• _PROVIDED DATA_
--- BEGIN ---
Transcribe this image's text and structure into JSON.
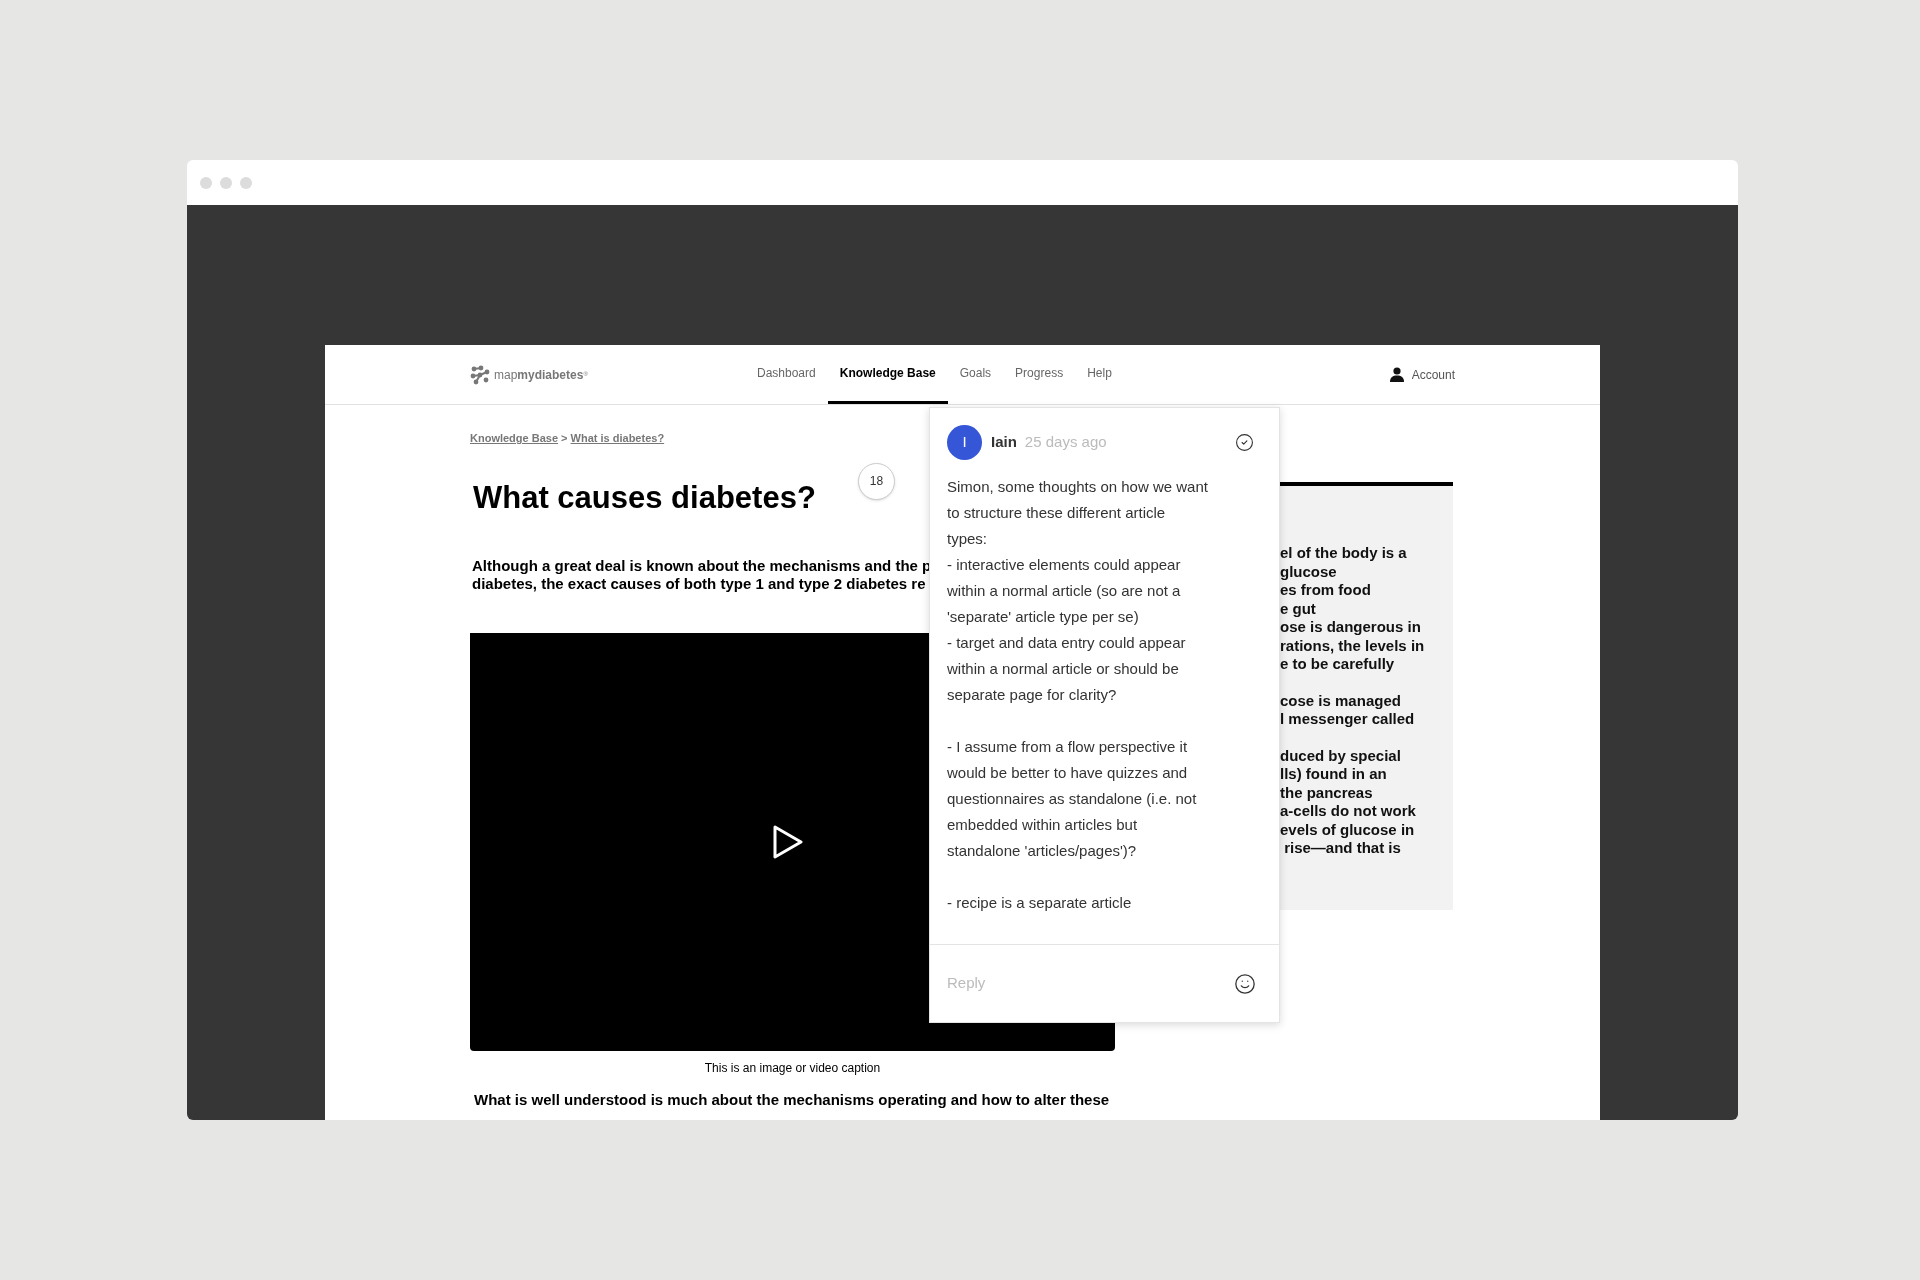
{
  "logo": {
    "prefix": "map",
    "name": "mydiabetes",
    "mark": "®"
  },
  "nav": [
    {
      "label": "Dashboard",
      "selected": false
    },
    {
      "label": "Knowledge Base",
      "selected": true
    },
    {
      "label": "Goals",
      "selected": false
    },
    {
      "label": "Progress",
      "selected": false
    },
    {
      "label": "Help",
      "selected": false
    }
  ],
  "account": {
    "label": "Account"
  },
  "breadcrumb": [
    {
      "label": "Knowledge Base"
    },
    {
      "label": "What is diabetes?"
    }
  ],
  "breadcrumb_separator": ">",
  "article": {
    "title": "What causes diabetes?",
    "comment_count": "18",
    "intro": [
      "Although a great deal is known about the mechanisms and the p",
      "diabetes, the exact causes of both type 1 and type 2 diabetes re"
    ],
    "caption": "This is an image or video caption",
    "next_paragraph": "What is well understood is much about the mechanisms operating and how to alter these"
  },
  "sidebox": {
    "paragraphs": [
      [
        "el of the body is a",
        "glucose",
        "es from food",
        "e gut",
        "ose is dangerous in",
        "rations, the levels in",
        "e to be carefully"
      ],
      [
        "cose is managed",
        "l messenger called"
      ],
      [
        "duced by special",
        "lls) found in an",
        "the pancreas",
        "a-cells do not work",
        "evels of glucose in",
        " rise—and that is"
      ]
    ]
  },
  "comment": {
    "initial": "I",
    "author": "Iain",
    "time": "25 days ago",
    "resolved": false,
    "paragraphs": [
      [
        "Simon, some thoughts on how we want",
        "to structure these different article",
        "types:",
        "- interactive elements could appear",
        "within a normal article (so are not a",
        "'separate' article type per se)",
        "- target and data entry could appear",
        "within a normal article or should be",
        "separate page for clarity?"
      ],
      [
        "- I assume from a flow perspective it",
        "would be better to have quizzes and",
        "questionnaires as standalone (i.e. not",
        "embedded within articles but",
        "standalone 'articles/pages')?"
      ],
      [
        "- recipe is a separate article"
      ]
    ],
    "reply": {
      "placeholder": "Reply"
    }
  }
}
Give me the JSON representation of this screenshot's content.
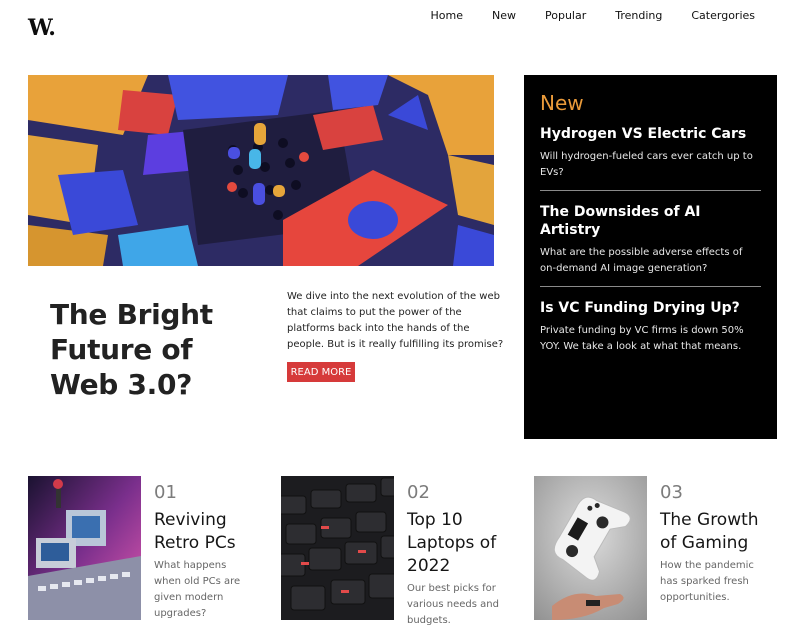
{
  "logo": "W.",
  "nav": [
    "Home",
    "New",
    "Popular",
    "Trending",
    "Catergories"
  ],
  "hero": {
    "title": "The Bright Future of Web 3.0?",
    "description": "We dive into the next evolution of the web that claims to put the power of the platforms back into the hands of the people. But is it really fulfilling its promise?",
    "button": "READ MORE"
  },
  "new_panel": {
    "heading": "New",
    "items": [
      {
        "title": "Hydrogen VS Electric Cars",
        "desc": "Will hydrogen-fueled cars ever catch up to EVs?"
      },
      {
        "title": "The Downsides of AI Artistry",
        "desc": "What are the possible adverse effects of on-demand AI image generation?"
      },
      {
        "title": "Is VC Funding Drying Up?",
        "desc": "Private funding by VC firms is down 50% YOY. We take a look at what that means."
      }
    ]
  },
  "cards": [
    {
      "number": "01",
      "title": "Reviving Retro PCs",
      "desc": "What happens when old PCs are given modern upgrades?"
    },
    {
      "number": "02",
      "title": "Top 10 Laptops of 2022",
      "desc": "Our best picks for various needs and budgets."
    },
    {
      "number": "03",
      "title": "The Growth of Gaming",
      "desc": "How the pandemic has sparked fresh opportunities."
    }
  ],
  "colors": {
    "accent_orange": "#e99a3a",
    "button_red": "#d63a3a",
    "panel_bg": "#000000"
  }
}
--- END ---
• _INSTRUCTIONS TO FOLLOW_
Go through the records and show every line with the string "image" in it.

• _REPLY TO THE TASK_
Transcribe this image's text and structure into JSON.
    "caption": "This is an image or video caption",
        "desc": "What are the possible adverse effects of on-demand AI image generation?"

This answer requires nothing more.